EXCERPT:
One more thing...Happy holidays everyone!!!

Tuesday, December 21, 2010

The Lunar Eclipse - Red moon

Last night was the Lunar Eclipse and my daughter made sure that we were out there to see it. She is studying the moon at school and was very excited about this event. She asked me to take pictures, as if I wouldn't have :)

Since we had been having rain and clouds for most of the day, I was not sure that we would even see the moon. But, as we approached 11pm, the clouds were nice enough to separate and give us glimpses of the eclipse.

This image was taken at 10:56pm, showing the partial eclipse. (You can click on any of the images to make them larger.)

 And then another shot taken at 11:18pm showing much less of the moon.

And then at 11:46pm, I fired off this shot of the moon, with the red glow very prominent. It was easy to see the color change, even with the naked eye, but even more exciting when I shot this and we saw the image on the LCD of the camera. (Photographer note: I used my Canon 5D Mark II with the Canon 100-400mm lens fully extended out to 400mm. I also used a Canon 1.4x adaptor to extend the range of the lens and get as close as I could. I manually focused, using LiveView to zoom in close and double check my focus detail. The camera was mounted on a Gitzo tripod and I used a cable release to avoid any camera shake when hitting the shutter. I used a combination of shooting in Aperture Priority mode (stopping down 1 to 2 stops) and manual mode, depending on the brightness of the moon. I wanted to keep my ISO as low as possible but needed a fast enough shutter speed to capture the moon clearly, trying to grab the image before the rotation of the earth showed movement in the moon.)

Wednesday, December 15, 2010

Shooting in Central Park - Modeling in New York City

Last Wednesday afternoon, while in New York City, myself and Scott (my cousin's daughter's boyfriend) made a trip into Central Park to take some new portrait shots of him. The weather was clear and cold, which was not ideal shooting weather, but we made it work.

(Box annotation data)
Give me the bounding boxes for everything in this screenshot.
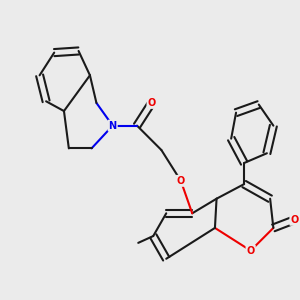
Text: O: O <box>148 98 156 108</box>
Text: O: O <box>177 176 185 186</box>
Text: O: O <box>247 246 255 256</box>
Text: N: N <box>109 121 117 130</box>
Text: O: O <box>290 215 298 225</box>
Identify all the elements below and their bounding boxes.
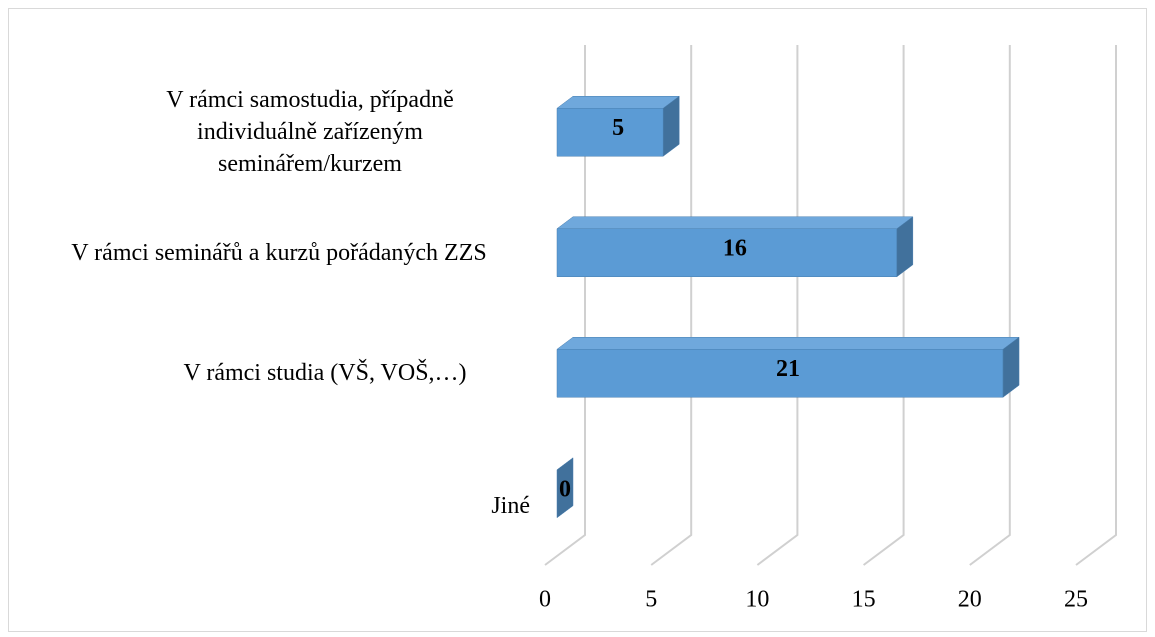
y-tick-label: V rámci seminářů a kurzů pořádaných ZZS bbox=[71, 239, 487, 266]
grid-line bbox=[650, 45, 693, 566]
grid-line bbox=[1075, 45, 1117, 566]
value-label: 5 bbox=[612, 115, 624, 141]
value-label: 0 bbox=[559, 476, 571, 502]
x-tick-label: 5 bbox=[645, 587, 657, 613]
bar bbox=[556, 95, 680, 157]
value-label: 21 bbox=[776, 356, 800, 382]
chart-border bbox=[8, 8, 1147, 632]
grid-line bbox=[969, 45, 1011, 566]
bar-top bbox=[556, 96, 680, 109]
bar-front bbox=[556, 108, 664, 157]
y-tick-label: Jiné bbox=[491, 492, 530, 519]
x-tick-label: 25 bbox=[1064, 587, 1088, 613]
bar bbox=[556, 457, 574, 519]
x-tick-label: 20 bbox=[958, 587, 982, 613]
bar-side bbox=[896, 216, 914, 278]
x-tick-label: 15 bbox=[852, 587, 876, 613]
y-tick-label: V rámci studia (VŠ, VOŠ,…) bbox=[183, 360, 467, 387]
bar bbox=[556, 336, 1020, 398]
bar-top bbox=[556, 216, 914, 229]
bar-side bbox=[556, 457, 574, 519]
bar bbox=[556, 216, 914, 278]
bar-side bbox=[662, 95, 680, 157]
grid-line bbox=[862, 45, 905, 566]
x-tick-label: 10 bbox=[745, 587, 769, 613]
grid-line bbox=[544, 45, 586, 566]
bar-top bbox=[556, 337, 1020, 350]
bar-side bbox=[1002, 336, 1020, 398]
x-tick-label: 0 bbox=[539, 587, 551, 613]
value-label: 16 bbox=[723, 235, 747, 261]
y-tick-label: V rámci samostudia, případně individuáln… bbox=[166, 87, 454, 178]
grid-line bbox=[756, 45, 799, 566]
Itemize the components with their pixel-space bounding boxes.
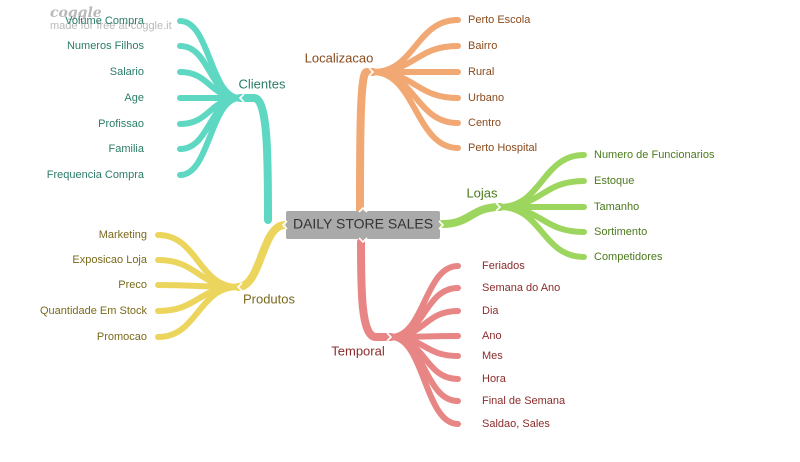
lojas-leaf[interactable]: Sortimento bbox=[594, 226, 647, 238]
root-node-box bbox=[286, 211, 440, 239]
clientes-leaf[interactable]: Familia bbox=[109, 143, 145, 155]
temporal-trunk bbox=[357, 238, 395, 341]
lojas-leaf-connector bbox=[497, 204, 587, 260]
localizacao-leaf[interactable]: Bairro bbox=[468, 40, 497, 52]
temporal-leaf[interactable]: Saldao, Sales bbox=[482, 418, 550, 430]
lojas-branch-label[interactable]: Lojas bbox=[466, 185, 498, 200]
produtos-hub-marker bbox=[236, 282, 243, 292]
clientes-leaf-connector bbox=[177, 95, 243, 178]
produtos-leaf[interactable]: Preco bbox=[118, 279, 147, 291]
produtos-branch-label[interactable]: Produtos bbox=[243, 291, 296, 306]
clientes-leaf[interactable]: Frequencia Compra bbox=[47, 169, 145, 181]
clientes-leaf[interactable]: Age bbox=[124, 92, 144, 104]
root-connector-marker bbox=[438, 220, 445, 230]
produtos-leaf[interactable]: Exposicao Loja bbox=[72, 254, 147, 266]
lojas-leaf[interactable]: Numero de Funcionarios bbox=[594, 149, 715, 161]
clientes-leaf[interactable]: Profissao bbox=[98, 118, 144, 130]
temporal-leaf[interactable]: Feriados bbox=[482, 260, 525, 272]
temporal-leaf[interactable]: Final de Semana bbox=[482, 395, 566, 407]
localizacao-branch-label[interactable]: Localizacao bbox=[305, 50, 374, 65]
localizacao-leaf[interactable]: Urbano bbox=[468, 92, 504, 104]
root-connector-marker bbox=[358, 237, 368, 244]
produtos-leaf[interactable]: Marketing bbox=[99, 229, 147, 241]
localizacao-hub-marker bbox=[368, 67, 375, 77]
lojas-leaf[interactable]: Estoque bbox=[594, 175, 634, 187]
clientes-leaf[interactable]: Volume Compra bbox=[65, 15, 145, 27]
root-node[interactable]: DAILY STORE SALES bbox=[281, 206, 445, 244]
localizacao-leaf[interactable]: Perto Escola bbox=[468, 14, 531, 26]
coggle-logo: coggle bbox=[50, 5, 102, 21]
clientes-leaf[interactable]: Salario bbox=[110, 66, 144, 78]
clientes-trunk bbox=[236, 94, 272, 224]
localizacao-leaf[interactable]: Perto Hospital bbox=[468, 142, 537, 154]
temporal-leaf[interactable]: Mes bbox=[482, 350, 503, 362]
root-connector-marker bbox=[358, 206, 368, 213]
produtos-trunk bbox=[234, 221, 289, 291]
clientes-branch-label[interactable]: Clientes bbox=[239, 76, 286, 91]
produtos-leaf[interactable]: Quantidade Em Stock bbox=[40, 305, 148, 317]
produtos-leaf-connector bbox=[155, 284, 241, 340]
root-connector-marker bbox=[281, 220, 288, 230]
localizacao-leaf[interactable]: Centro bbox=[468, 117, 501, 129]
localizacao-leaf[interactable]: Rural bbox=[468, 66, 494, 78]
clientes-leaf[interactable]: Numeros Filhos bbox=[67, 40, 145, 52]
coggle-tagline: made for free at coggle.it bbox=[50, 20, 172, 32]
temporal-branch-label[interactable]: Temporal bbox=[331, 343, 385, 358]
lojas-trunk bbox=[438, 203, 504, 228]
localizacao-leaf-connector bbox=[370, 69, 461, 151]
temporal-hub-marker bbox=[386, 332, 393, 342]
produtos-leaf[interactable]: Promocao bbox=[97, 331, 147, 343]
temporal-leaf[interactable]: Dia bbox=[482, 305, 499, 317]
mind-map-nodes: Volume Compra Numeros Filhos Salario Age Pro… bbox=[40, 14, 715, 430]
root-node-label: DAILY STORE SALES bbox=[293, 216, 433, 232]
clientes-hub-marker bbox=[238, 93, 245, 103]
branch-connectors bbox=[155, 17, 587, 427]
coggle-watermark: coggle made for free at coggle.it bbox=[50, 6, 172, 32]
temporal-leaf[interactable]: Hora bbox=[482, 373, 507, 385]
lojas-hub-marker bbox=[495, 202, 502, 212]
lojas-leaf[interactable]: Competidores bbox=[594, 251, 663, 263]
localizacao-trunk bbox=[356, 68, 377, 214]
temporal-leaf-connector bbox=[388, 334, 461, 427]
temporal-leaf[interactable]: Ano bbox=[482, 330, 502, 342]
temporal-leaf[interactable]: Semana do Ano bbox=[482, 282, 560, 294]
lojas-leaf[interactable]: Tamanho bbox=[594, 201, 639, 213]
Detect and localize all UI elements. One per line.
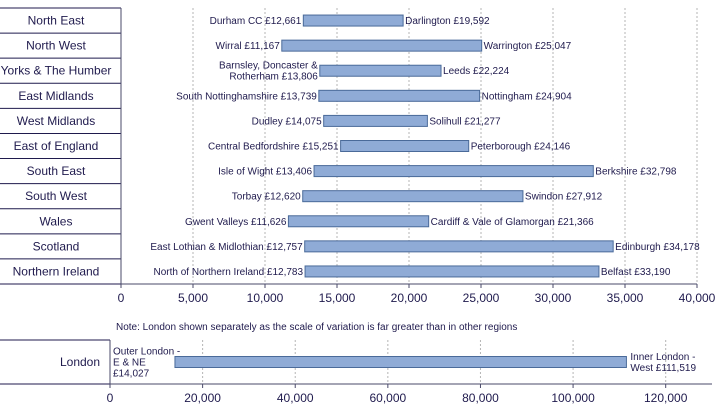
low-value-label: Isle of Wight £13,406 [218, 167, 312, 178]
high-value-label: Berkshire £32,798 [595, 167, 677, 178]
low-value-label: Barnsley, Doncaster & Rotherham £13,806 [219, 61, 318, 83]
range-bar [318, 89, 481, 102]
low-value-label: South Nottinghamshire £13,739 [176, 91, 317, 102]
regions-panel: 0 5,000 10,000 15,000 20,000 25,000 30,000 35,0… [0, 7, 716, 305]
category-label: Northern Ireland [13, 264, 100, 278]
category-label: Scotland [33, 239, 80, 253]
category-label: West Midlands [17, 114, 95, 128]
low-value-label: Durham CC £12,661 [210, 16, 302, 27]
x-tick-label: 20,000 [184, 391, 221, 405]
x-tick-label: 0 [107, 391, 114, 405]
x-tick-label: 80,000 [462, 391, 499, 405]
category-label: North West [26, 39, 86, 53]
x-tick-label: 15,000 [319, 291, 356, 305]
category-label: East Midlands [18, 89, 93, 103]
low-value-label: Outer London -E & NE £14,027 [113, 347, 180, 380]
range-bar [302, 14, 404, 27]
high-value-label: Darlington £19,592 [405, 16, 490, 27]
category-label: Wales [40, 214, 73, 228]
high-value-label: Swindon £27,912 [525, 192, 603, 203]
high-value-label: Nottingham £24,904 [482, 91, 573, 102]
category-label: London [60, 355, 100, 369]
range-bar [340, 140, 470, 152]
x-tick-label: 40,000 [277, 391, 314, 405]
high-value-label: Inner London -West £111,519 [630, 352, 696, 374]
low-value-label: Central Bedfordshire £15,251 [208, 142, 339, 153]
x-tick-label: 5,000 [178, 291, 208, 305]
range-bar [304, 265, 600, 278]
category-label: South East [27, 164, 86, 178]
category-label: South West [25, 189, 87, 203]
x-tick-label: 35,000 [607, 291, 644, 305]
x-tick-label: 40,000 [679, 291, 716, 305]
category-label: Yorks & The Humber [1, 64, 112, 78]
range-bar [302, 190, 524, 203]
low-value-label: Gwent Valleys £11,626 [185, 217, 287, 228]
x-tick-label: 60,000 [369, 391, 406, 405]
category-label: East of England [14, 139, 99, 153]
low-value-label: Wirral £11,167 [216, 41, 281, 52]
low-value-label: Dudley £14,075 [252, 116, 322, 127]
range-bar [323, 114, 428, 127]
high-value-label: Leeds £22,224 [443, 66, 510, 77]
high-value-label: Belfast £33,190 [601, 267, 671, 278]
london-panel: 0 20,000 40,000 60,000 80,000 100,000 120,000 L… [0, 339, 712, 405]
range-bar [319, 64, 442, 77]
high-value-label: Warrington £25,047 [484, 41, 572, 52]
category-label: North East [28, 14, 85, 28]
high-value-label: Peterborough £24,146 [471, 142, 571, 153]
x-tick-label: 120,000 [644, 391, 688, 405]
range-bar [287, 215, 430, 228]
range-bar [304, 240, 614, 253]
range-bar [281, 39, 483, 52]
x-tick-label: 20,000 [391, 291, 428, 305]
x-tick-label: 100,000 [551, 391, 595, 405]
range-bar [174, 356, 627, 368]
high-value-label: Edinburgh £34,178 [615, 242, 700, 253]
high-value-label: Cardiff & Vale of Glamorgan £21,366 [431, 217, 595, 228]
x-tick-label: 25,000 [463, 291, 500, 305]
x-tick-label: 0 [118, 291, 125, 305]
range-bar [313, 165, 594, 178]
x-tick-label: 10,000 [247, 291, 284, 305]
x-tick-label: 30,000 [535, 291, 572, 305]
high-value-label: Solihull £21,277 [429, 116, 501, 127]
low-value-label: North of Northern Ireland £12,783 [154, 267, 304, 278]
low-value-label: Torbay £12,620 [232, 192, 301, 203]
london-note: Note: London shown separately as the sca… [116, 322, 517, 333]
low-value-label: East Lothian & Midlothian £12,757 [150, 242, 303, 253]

WORK TO COMPLETE:
A) In the photography blog excerpt, what time was the moon shot with the strong red glow taken?
B) Carry the photography blog excerpt forward, starting right after its last sentence.

OUTPUTS BY TASK:
A) 11:46pm

B)
Somewhere on the East Side near 150th, we heard about a garden within Central Park, and although it was winter time, it was still a cool place to take photos.

We managed to get Danielle (my cousin's daughter - whom I just consider my niece) out to join us for 30 minutes during her lunch break. It was a great chance to take photos of the two of them. They make a great couple!

Danielle was not exactly the willing subject at first, but once I showed her that she looked great on camera, she warmed up and let me take more shots of her. (Photographer note: Since most of us do not like to have our pictures taken, it is imperative to interact with your subject and show them your results. Once they see that you can make them look great, you will get a much more relaxed and willing subject at the other end of your lens.)

I scouted the location and found this cool fence on the upper area of the garden. I asked Danielle to hop on the other side and peak through the bars. I really like the way that the fence frames her face. (Photographer note: It would have been an even better photo if I had brought a diffuser with me, to block out the hot sunlight on her neck, but sometimes you make do with what you have, or don't have.)

After Danielle went back to work, Scott and I continued looking for cool places to photograph. I saw these trees in the distance and figured that the golden color would make a great background for him. I walked down the path, so that Scott was high above me, and shot these images of him up on the rocks.

(Photographer note: I took these images at f4.5 to maintain more of the detail in the leaves. I could have shot these at f2.8 which would have diffused them more, but I liked seeing a little more of the last fall colors in the trees.)

I really love this bridge (Bow Bridge), which is not too far from Strawberry Fields in Central Park. The pale color of the bridge along with the patterns, make this an ideal location for shooting. I had Scott stand on the bridge, waited for everyone else to clear away (although there weren't too many people out in the 29 degree weather), and I hopped a little fence and shot from the outside of the bridge. (Photographer note: I shot this photo at f2.8 because I really wanted to create a focus point exactly on Scott's face and I wanted everything else to fall out of focus. I also wanted to try and soften the trees in the background, since they would be very distracting if they were in focus.)

Friday, December 10, 2010

New York in December (Christmas Decorations)

I spent this week in New York City, presenting my work at B&H (largest photo store in the world) and roaming the streets to capture images of the Big Apple during the holiday season. This city really does come even more alive during the month of December.

My first stop was the original Macys store. As you can see, their theme this year is "Believe" and the windows had animated scenes from the "Miracle on 34th Street" movie.

Many of the streets were lined with decorated trees. I liked this one particular shot (5th Ave) with the well lit trees and the street vendor. This really does scream NY during the holidays.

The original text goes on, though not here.